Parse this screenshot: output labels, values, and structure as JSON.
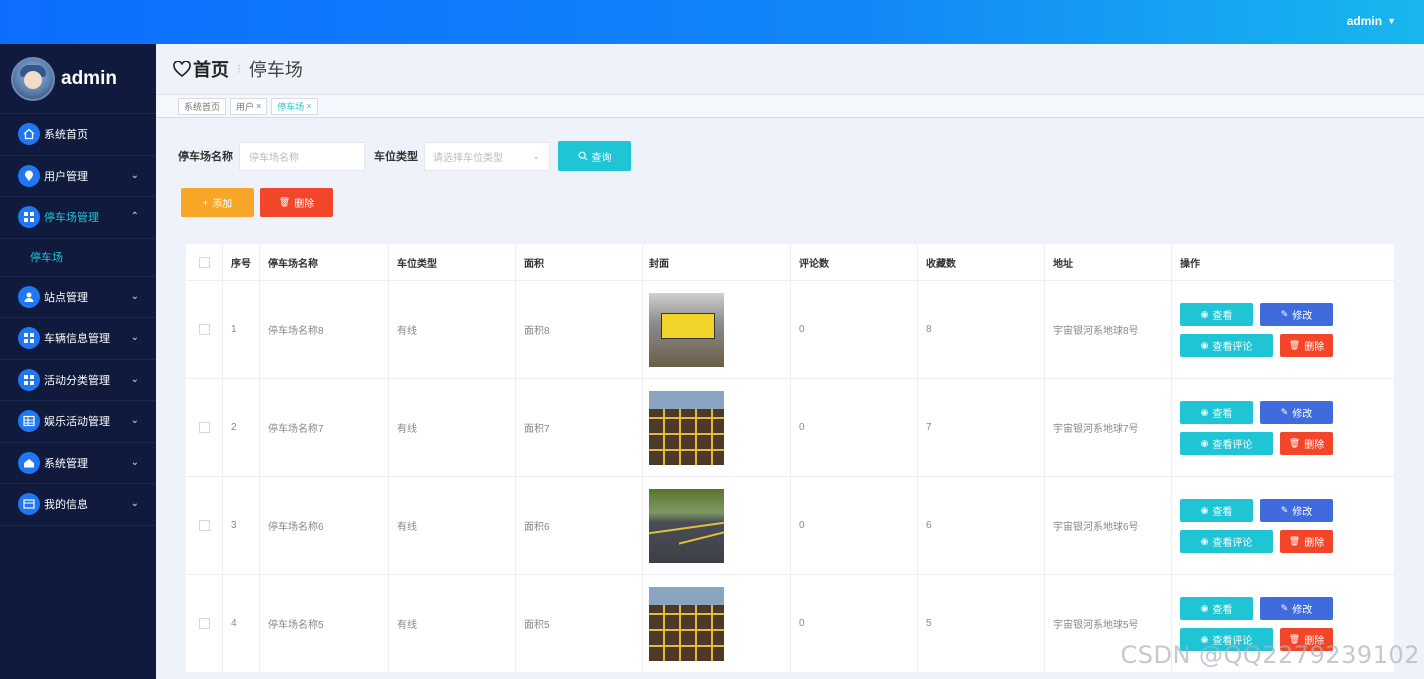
{
  "header": {
    "user_label": "admin"
  },
  "sidebar": {
    "username": "admin",
    "items": [
      {
        "label": "系统首页",
        "icon": "home-icon"
      },
      {
        "label": "用户管理",
        "icon": "location-pin-icon"
      },
      {
        "label": "停车场管理",
        "icon": "grid-icon"
      },
      {
        "label": "站点管理",
        "icon": "user-icon"
      },
      {
        "label": "车辆信息管理",
        "icon": "grid-icon"
      },
      {
        "label": "活动分类管理",
        "icon": "grid-icon"
      },
      {
        "label": "娱乐活动管理",
        "icon": "table-icon"
      },
      {
        "label": "系统管理",
        "icon": "house-icon"
      },
      {
        "label": "我的信息",
        "icon": "card-icon"
      }
    ],
    "submenu": {
      "label": "停车场"
    }
  },
  "breadcrumb": {
    "home": "首页",
    "current": "停车场"
  },
  "tabs": [
    {
      "label": "系统首页"
    },
    {
      "label": "用户"
    },
    {
      "label": "停车场"
    }
  ],
  "search": {
    "name_label": "停车场名称",
    "name_placeholder": "停车场名称",
    "type_label": "车位类型",
    "type_placeholder": "请选择车位类型",
    "query_label": "查询"
  },
  "actions": {
    "add_label": "添加",
    "delete_label": "删除"
  },
  "table": {
    "columns": [
      "序号",
      "停车场名称",
      "车位类型",
      "面积",
      "封面",
      "评论数",
      "收藏数",
      "地址",
      "操作"
    ],
    "rows": [
      {
        "index": "1",
        "name": "停车场名称8",
        "type": "有线",
        "area": "面积8",
        "comments": "0",
        "favorites": "8",
        "address": "宇宙银河系地球8号"
      },
      {
        "index": "2",
        "name": "停车场名称7",
        "type": "有线",
        "area": "面积7",
        "comments": "0",
        "favorites": "7",
        "address": "宇宙银河系地球7号"
      },
      {
        "index": "3",
        "name": "停车场名称6",
        "type": "有线",
        "area": "面积6",
        "comments": "0",
        "favorites": "6",
        "address": "宇宙银河系地球6号"
      },
      {
        "index": "4",
        "name": "停车场名称5",
        "type": "有线",
        "area": "面积5",
        "comments": "0",
        "favorites": "5",
        "address": "宇宙银河系地球5号"
      }
    ],
    "ops": {
      "view": "查看",
      "edit": "修改",
      "comments": "查看评论",
      "delete": "删除"
    }
  },
  "watermark": "CSDN @QQ2279239102"
}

> **Aim of the exercise**
Exclude all images and restate the records above word for word.

> **Written response**
Parse this screenshot: output labels, values, and structure as JSON.
{
  "header": {
    "user_label": "admin"
  },
  "sidebar": {
    "username": "admin",
    "items": [
      {
        "label": "系统首页",
        "icon": "home-icon"
      },
      {
        "label": "用户管理",
        "icon": "location-pin-icon"
      },
      {
        "label": "停车场管理",
        "icon": "grid-icon"
      },
      {
        "label": "站点管理",
        "icon": "user-icon"
      },
      {
        "label": "车辆信息管理",
        "icon": "grid-icon"
      },
      {
        "label": "活动分类管理",
        "icon": "grid-icon"
      },
      {
        "label": "娱乐活动管理",
        "icon": "table-icon"
      },
      {
        "label": "系统管理",
        "icon": "house-icon"
      },
      {
        "label": "我的信息",
        "icon": "card-icon"
      }
    ],
    "submenu": {
      "label": "停车场"
    }
  },
  "breadcrumb": {
    "home": "首页",
    "current": "停车场"
  },
  "tabs": [
    {
      "label": "系统首页"
    },
    {
      "label": "用户"
    },
    {
      "label": "停车场"
    }
  ],
  "search": {
    "name_label": "停车场名称",
    "name_placeholder": "停车场名称",
    "type_label": "车位类型",
    "type_placeholder": "请选择车位类型",
    "query_label": "查询"
  },
  "actions": {
    "add_label": "添加",
    "delete_label": "删除"
  },
  "table": {
    "columns": [
      "序号",
      "停车场名称",
      "车位类型",
      "面积",
      "封面",
      "评论数",
      "收藏数",
      "地址",
      "操作"
    ],
    "rows": [
      {
        "index": "1",
        "name": "停车场名称8",
        "type": "有线",
        "area": "面积8",
        "comments": "0",
        "favorites": "8",
        "address": "宇宙银河系地球8号"
      },
      {
        "index": "2",
        "name": "停车场名称7",
        "type": "有线",
        "area": "面积7",
        "comments": "0",
        "favorites": "7",
        "address": "宇宙银河系地球7号"
      },
      {
        "index": "3",
        "name": "停车场名称6",
        "type": "有线",
        "area": "面积6",
        "comments": "0",
        "favorites": "6",
        "address": "宇宙银河系地球6号"
      },
      {
        "index": "4",
        "name": "停车场名称5",
        "type": "有线",
        "area": "面积5",
        "comments": "0",
        "favorites": "5",
        "address": "宇宙银河系地球5号"
      }
    ],
    "ops": {
      "view": "查看",
      "edit": "修改",
      "comments": "查看评论",
      "delete": "删除"
    }
  },
  "watermark": "CSDN @QQ2279239102"
}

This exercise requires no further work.